(Entries from a dataset)
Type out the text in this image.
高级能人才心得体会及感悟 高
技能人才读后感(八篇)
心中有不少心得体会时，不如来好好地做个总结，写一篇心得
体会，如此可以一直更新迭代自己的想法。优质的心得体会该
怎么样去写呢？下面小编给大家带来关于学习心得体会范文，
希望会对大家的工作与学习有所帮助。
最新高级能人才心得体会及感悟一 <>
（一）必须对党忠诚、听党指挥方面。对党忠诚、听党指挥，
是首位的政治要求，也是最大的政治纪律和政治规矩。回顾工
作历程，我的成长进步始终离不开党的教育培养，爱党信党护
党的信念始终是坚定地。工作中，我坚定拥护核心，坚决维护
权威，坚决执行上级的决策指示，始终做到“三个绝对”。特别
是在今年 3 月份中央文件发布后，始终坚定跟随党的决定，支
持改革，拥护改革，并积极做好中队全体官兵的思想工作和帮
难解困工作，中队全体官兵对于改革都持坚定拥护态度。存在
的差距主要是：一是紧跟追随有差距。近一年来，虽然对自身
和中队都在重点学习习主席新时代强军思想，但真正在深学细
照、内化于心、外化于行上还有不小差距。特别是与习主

Work to do
Print out all the entries precisely as written.

Task answer
Type out the text in this image.
高级能人才心得体会及感悟 高
技能人才读后感(八篇)
心中有不少心得体会时，不如来好好地做个总结，写一篇心得
体会，如此可以一直更新迭代自己的想法。优质的心得体会该
怎么样去写呢？下面小编给大家带来关于学习心得体会范文，
希望会对大家的工作与学习有所帮助。
最新高级能人才心得体会及感悟一 <>
（一）必须对党忠诚、听党指挥方面。对党忠诚、听党指挥，
是首位的政治要求，也是最大的政治纪律和政治规矩。回顾工
作历程，我的成长进步始终离不开党的教育培养，爱党信党护
党的信念始终是坚定地。工作中，我坚定拥护核心，坚决维护
权威，坚决执行上级的决策指示，始终做到“三个绝对”。特别
是在今年 3 月份中央文件发布后，始终坚定跟随党的决定，支
持改革，拥护改革，并积极做好中队全体官兵的思想工作和帮
难解困工作，中队全体官兵对于改革都持坚定拥护态度。存在
的差距主要是：一是紧跟追随有差距。近一年来，虽然对自身
和中队都在重点学习习主席新时代强军思想，但真正在深学细
照、内化于心、外化于行上还有不小差距。特别是与习主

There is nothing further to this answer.